# The task
Filter the records below and copy every line containing the word "this".

# Data for the task
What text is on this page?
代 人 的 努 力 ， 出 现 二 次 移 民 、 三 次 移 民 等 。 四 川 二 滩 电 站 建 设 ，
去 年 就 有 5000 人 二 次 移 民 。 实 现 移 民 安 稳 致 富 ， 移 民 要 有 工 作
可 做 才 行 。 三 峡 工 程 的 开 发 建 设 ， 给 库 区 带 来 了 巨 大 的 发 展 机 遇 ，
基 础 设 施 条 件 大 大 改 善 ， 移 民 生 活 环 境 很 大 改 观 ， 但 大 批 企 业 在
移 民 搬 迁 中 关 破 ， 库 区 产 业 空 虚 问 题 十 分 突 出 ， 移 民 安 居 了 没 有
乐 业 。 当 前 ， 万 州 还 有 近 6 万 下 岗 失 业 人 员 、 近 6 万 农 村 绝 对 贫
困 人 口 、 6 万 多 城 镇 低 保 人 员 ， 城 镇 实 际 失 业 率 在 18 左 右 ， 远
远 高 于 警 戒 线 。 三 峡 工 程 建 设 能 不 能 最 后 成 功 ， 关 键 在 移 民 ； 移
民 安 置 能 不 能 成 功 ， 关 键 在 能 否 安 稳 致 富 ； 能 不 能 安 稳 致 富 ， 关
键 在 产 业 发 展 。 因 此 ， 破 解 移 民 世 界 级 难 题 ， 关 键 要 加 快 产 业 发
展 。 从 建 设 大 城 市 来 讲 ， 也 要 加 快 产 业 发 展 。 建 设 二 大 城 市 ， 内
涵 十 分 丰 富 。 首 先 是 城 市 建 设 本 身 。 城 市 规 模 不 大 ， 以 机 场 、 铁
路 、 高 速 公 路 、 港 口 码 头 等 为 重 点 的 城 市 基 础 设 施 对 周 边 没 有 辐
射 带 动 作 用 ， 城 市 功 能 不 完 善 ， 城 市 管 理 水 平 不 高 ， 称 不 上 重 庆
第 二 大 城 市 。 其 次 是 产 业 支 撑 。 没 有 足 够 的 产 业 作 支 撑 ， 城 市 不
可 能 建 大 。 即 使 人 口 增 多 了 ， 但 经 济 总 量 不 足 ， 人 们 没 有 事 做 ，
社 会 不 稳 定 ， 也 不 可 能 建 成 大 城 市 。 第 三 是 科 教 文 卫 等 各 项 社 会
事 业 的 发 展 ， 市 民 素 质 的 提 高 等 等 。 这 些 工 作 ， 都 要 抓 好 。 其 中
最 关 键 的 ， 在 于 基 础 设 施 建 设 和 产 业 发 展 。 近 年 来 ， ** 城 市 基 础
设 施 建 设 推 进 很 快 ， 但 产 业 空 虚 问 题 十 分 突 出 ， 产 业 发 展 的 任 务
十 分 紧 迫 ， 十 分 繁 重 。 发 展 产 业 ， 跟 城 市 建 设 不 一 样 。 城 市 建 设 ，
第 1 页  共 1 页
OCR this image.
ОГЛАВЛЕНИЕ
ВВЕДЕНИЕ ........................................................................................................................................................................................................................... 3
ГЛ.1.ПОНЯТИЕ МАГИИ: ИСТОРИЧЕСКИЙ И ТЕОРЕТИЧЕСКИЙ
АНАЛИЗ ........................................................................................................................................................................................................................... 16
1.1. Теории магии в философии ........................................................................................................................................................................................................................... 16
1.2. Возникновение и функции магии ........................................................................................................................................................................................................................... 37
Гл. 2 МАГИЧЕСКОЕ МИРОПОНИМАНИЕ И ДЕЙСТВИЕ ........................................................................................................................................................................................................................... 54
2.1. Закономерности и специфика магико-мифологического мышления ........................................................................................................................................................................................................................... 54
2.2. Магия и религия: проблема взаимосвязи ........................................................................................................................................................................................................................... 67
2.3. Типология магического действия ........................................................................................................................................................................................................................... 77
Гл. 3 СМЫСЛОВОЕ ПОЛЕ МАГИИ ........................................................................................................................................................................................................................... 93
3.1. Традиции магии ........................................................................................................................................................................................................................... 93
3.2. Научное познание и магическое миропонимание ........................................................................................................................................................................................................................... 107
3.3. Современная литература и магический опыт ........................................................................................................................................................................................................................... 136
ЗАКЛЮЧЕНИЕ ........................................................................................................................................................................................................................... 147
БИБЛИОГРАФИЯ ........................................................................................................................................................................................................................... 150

# Answer to the exercise
What text is on this page?
OCR this image.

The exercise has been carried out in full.